*** 提示文 ***

171 遺伝子組換えと支配欲

 遺伝子組換え『イネ』名古屋シンポジウム、というのが催された。パネラーには推進派として、名大教授・松本哲男、愛知県農業総合試験場、農水省、厚生省。反推進派からは、ジャーナリスト・天笠啓祐、名大理学部助手・河田昌東、有機農業家・松沢政満。計7名。残念ながら、モンサント社からの出席はなかった。

 会場のだれかからこんな発言があった。米国が日本からの自動車他の工業製品を買うことの代償として、合理的に生産された低コスト農産物を『押し付け』られているだけなのではないか。さらに日本を、さらにはアジアを食糧をとおして支配しようという、いわば米国の『種子戦略』なのではないか。という『問い』に対してぼくには印象的な農水省の担当者の一言があった。(言葉使いに間違いがなければいいのだけれど)「このまま米国にやられっぱなしでいるわけにはゆかない。だから歯止めの意味でも研究はする」というような発言が農水省の担当からあった。この発言には問題はあるのかもしれないけれども、実際「そうなのかもしれないな」と我ながら納得もしてしまったのだった(どんな目的があったとしても、このような『研究』がなされるということには問題はあるのだけれど)。

 あるいは太平洋戦争以来、日本は『敗戦』したという理由で米国の支配を受けざるをえない状況が半世紀も続いてきている。沖縄のひめゆり、広島の原爆被爆にはじまり、安保、挙句のはては経済的抑圧、さらには『種子戦略』。

 自然界には弱肉強食という法則がある。とはいえ野生動物の『強者』といわれる種族たちは、権力の行使・支配などと大それたことなど考えもしないだろう。すべてのものにとって存在するチャンスは平等であり、そのバランスは余計な力が加わらないかぎり均衡している。自然の循環バランスは、この地球上で何十億年もりっぱに保たれてきた。

 支配する、されるという構図が人間の世の中にはある。政治的、あるいは経済的に権力的な支配がなされる。支配されるものは反発することで、あるいは、いつかは逆転してやる、という野望を秘めて苦々しくも支配を受ける。

 実はこの人間のもつ『支配欲』というものには重大な問題がかかわるのかもしれない。こんな『邪心』が自然を、野生動物を、環境をなえがしろにしてしまう、いわば、取り返しのつかない『原動力』なのかもしれない。

***

◆ **課題 A**
データ行の最初の行から「chevron-down-icon: ⌄ [270, 282, 274, 287]」を含む行までを、両端の行も含めて、一字も変えずに書き写しなさい。
支配欲をめぐる文章と以下のデータ行とは、互いに関係がない。

*** 表示データ ***

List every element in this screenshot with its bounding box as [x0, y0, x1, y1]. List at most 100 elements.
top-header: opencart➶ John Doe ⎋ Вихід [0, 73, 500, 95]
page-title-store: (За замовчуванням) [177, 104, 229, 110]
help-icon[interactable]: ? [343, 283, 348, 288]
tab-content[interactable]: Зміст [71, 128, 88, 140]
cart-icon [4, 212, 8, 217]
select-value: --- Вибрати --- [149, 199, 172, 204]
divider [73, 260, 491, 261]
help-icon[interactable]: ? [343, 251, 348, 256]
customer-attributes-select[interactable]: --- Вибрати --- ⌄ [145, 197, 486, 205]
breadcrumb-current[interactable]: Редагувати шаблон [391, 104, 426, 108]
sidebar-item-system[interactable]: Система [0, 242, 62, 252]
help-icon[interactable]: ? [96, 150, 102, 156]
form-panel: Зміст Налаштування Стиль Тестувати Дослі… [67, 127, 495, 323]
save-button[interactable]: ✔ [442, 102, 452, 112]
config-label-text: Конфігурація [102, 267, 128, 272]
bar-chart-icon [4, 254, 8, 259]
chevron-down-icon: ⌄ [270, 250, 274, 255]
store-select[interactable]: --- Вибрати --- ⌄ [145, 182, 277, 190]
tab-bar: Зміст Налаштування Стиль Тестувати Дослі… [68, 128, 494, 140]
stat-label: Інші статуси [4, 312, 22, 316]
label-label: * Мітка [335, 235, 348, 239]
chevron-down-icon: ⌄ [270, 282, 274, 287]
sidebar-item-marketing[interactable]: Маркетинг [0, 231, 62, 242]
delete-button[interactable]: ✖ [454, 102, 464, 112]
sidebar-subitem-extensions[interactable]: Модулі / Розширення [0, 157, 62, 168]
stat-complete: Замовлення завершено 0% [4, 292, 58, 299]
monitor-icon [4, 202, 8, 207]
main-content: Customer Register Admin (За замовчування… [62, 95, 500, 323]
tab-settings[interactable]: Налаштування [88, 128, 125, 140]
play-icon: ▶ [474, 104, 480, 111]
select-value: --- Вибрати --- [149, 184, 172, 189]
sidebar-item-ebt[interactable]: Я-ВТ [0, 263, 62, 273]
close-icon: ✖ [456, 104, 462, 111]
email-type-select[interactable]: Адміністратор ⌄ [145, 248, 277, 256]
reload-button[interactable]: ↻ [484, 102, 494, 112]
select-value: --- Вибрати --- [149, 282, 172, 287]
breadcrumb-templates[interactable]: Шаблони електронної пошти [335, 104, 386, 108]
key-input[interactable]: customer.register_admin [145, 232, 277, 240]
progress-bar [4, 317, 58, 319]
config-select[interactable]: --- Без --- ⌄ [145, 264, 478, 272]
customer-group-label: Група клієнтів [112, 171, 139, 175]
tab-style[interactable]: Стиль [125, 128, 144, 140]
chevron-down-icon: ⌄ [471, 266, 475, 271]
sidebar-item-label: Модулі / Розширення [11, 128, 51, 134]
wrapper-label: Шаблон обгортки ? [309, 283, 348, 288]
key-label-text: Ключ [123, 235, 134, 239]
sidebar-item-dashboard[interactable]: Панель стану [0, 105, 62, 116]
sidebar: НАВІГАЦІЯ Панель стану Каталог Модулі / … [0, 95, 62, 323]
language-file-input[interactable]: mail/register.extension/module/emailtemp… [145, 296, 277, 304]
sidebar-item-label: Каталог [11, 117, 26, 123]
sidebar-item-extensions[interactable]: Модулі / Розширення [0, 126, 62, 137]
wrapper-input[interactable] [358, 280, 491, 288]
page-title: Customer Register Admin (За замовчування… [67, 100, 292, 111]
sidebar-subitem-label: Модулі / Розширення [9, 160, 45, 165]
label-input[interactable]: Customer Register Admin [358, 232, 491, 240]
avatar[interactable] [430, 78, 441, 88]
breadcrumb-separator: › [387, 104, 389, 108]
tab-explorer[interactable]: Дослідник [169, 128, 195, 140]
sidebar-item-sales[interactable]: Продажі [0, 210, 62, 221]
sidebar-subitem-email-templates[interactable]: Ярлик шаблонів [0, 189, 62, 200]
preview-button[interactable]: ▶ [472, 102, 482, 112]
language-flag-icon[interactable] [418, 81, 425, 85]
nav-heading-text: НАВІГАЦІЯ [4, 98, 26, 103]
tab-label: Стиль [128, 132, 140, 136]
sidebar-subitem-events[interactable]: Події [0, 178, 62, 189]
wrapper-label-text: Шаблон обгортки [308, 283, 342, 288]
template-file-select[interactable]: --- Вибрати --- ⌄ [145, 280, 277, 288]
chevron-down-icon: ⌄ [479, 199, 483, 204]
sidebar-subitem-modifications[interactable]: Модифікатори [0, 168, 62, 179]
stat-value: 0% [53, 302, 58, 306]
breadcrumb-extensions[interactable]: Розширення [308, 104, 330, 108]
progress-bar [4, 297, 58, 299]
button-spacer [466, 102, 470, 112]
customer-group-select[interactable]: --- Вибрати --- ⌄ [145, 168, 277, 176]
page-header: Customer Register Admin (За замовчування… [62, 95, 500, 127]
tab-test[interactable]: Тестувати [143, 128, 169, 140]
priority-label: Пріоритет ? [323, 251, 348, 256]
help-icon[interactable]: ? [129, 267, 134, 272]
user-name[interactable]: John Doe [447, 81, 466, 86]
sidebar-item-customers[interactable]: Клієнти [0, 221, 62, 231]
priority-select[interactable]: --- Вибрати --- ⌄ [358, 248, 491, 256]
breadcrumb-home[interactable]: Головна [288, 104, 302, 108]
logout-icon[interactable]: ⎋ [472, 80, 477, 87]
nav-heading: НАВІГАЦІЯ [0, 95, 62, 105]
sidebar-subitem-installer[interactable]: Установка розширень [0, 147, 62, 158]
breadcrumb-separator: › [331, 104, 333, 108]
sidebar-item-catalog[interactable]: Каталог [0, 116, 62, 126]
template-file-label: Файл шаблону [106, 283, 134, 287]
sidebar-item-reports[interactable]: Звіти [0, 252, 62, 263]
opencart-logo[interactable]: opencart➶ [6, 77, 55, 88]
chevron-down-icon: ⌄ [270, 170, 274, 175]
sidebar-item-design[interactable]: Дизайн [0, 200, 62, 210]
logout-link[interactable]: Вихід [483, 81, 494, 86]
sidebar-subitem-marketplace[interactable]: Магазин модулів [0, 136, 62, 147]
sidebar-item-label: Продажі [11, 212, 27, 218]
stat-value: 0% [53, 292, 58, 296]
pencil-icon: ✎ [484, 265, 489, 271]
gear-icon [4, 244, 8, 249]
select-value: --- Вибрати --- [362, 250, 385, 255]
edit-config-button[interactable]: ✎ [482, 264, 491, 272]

***

◆ **課題 B**
支配欲をめぐる文章を、最後の文の後から書き継ぎなさい。

◆ **模範解答 A**
List every element in this screenshot with its bounding box as [x0, y0, x1, y1]. List at most 100 elements.
top-header: opencart➶ John Doe ⎋ Вихід [0, 73, 500, 95]
page-title-store: (За замовчуванням) [177, 104, 229, 110]
help-icon[interactable]: ? [343, 283, 348, 288]
tab-content[interactable]: Зміст [71, 128, 88, 140]
cart-icon [4, 212, 8, 217]
select-value: --- Вибрати --- [149, 199, 172, 204]
divider [73, 260, 491, 261]
help-icon[interactable]: ? [343, 251, 348, 256]
customer-attributes-select[interactable]: --- Вибрати --- ⌄ [145, 197, 486, 205]
breadcrumb-current[interactable]: Редагувати шаблон [391, 104, 426, 108]
sidebar-item-system[interactable]: Система [0, 242, 62, 252]
help-icon[interactable]: ? [96, 150, 102, 156]
form-panel: Зміст Налаштування Стиль Тестувати Дослі… [67, 127, 495, 323]
save-button[interactable]: ✔ [442, 102, 452, 112]
config-label-text: Конфігурація [102, 267, 128, 272]
bar-chart-icon [4, 254, 8, 259]
chevron-down-icon: ⌄ [270, 250, 274, 255]
store-select[interactable]: --- Вибрати --- ⌄ [145, 182, 277, 190]
tab-bar: Зміст Налаштування Стиль Тестувати Дослі… [68, 128, 494, 140]
stat-label: Інші статуси [4, 312, 22, 316]
label-label: * Мітка [335, 235, 348, 239]
chevron-down-icon: ⌄ [270, 282, 274, 287]

◆ **模範解答 B**
172 夕焼け


 冬ともなると何といっても美しいのが、西の空に沈んでゆく『夕日』。感動でしばし我を忘れる、などというような夕日はめったにないのだけれど、今の季節にはときどきめぐり合うことができる。

 以前、ぼくはサラリーマンをやめてから、4年余りのあいだ、地元のスーパーではたらいていたことがあった。お客さんに接しながらの仕事というのはぼくの好みには合っていたのだけれど、問屋へ行って物を仕入れて売るという行為に物足りなさは少なからずあったもの。インスタントものやいいかげんな加工食品。安値だけで客が行き交うチラシ合戦。このままこの仕事をやってゆくのかしら、と思っていた矢先、共同経営をしないかというような持ちかけ。

 そんなある日、ぼくはもやもやとした気持ちで車を運転していたのだった。ハンドルを右に切って直進道路を西に向かって走り出したとき、いつもはさほどは感じもしなかったのかもしれないのだけれど、ずっと開けた西の空になんとすばらしい夕焼けの大パノラマがくりひろげられているのだった。ぼくはしばし、唖然としてその茜色の夕焼け雲にみとれてしまい、とうとうとめどもなく涙がこぼれてきてしまうのだった。

 その時だったと思う。もやもやはすっきりと消え、今の仕事はやめてしまってもいいんだと決心もついてしまったのだった。じつはそれが今の仕事をはじめるきっかけにもなったのだと思う。

 漬物屋になったのちにも、何度か転機がおとずれた。そんなときの迷い、不安などもやもやする心をみごとに解消してくれたのが、思い起こしてみると落日の夕焼けだった気がする。そんな心境とすばらしい夕日が一致することは、今までの半生に何度もあったわけでもないのだけれど、そのたびにぼくは夕焼けに導かれたといってよい。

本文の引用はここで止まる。